What needs to be done
Look through the entries and report how many lines include the word "highlight". Give the number alone.

Records to use
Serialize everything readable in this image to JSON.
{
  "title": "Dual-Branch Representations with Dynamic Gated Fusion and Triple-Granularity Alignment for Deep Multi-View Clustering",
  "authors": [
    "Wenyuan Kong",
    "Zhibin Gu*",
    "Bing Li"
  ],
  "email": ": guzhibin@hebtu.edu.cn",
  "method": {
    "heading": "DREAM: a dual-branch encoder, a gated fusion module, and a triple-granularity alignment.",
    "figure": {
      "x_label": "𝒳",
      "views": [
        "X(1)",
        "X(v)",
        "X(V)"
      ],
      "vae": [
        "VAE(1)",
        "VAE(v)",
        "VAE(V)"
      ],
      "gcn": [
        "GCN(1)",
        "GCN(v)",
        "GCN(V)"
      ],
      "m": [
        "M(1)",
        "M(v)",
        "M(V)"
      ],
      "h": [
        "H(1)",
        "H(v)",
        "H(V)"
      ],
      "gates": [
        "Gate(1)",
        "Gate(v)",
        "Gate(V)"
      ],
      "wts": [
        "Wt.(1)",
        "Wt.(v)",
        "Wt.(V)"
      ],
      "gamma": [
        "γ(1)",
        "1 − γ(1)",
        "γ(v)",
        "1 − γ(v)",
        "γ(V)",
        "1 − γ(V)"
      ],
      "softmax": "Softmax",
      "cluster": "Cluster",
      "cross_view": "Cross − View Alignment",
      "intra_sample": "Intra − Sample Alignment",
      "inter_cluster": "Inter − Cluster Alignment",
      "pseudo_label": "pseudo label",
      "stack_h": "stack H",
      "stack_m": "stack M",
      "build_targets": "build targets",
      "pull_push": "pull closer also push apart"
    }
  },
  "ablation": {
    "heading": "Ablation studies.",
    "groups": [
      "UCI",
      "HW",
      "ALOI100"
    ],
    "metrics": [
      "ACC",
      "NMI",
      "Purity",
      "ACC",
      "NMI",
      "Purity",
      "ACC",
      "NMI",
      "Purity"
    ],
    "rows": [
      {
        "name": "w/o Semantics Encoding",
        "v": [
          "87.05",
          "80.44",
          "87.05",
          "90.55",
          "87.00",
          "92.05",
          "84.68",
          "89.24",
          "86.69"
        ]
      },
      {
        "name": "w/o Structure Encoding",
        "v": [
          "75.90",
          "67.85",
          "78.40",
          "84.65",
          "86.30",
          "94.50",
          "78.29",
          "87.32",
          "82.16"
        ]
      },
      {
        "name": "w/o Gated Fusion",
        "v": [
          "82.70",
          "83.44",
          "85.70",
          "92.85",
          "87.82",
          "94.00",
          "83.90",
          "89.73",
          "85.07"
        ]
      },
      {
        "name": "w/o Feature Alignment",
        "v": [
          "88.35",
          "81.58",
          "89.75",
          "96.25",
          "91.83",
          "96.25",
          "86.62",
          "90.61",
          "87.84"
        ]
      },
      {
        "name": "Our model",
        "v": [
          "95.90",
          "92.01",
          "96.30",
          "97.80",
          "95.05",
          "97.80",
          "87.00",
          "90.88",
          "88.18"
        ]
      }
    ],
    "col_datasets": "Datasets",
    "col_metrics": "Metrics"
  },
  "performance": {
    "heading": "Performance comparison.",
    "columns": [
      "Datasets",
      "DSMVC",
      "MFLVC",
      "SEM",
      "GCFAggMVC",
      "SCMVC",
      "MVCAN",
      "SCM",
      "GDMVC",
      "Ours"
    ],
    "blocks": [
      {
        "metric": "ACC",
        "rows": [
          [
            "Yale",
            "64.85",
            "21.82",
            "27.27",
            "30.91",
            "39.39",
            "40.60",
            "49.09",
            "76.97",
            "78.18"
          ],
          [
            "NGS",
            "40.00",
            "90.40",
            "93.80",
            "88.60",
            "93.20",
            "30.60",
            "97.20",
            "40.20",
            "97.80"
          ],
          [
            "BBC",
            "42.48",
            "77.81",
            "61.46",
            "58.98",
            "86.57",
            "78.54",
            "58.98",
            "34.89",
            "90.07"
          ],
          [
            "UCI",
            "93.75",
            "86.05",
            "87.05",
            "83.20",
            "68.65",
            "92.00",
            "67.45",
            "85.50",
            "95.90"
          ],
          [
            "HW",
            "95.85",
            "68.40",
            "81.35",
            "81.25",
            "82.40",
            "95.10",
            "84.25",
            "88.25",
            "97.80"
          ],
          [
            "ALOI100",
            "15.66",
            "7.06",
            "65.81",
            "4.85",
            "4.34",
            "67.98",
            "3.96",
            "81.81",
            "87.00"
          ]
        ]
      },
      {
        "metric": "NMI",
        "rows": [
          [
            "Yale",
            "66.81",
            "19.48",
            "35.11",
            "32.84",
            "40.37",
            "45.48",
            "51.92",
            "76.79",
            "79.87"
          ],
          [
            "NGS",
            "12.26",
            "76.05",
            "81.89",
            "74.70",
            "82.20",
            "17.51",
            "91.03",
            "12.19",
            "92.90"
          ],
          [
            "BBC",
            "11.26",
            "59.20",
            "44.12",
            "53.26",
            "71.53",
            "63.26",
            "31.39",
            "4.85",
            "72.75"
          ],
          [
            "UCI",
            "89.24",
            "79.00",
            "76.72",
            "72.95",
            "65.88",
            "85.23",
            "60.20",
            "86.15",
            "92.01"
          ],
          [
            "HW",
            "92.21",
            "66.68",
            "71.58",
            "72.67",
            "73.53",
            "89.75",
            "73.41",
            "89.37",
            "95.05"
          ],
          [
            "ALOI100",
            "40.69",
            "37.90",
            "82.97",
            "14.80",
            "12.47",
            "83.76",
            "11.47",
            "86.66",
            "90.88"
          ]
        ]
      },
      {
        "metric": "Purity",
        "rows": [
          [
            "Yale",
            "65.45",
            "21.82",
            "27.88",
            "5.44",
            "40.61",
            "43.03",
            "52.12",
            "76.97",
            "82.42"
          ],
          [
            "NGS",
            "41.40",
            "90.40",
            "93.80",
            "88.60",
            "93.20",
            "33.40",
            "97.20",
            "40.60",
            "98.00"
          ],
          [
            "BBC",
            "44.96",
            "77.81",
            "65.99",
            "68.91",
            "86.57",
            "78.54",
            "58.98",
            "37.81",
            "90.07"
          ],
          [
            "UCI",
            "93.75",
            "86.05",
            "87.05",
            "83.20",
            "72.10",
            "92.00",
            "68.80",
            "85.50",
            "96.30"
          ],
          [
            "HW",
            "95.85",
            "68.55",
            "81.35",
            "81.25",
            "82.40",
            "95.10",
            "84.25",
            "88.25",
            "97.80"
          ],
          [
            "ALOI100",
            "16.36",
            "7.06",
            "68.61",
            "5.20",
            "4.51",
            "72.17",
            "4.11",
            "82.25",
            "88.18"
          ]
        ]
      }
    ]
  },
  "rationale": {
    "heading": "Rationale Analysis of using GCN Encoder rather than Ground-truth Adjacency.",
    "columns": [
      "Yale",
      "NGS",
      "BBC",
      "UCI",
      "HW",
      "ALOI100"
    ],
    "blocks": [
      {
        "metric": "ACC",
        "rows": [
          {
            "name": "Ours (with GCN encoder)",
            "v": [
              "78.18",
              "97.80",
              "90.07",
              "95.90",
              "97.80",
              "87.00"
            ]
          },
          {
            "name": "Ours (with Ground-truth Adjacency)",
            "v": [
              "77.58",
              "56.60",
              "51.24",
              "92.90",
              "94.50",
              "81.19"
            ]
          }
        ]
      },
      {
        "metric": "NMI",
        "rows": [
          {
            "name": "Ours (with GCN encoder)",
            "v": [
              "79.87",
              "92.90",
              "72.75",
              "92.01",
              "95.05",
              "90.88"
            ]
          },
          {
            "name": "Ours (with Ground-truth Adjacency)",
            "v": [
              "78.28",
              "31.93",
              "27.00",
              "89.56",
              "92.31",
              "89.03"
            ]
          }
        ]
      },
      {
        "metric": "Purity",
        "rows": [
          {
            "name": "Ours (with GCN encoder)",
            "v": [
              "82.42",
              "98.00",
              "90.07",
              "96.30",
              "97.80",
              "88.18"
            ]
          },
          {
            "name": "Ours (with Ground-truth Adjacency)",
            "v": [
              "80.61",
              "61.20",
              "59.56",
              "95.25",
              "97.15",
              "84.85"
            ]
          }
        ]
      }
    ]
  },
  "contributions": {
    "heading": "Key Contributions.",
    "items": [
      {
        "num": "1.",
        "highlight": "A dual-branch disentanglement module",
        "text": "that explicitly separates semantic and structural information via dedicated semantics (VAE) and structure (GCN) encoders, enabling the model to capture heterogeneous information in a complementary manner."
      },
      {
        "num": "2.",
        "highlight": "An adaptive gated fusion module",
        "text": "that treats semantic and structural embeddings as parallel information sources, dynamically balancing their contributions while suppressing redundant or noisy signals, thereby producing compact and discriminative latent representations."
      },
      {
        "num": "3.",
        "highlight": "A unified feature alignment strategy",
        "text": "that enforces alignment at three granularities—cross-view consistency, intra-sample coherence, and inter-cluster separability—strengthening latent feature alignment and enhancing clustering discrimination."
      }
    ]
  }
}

Answer for the task
3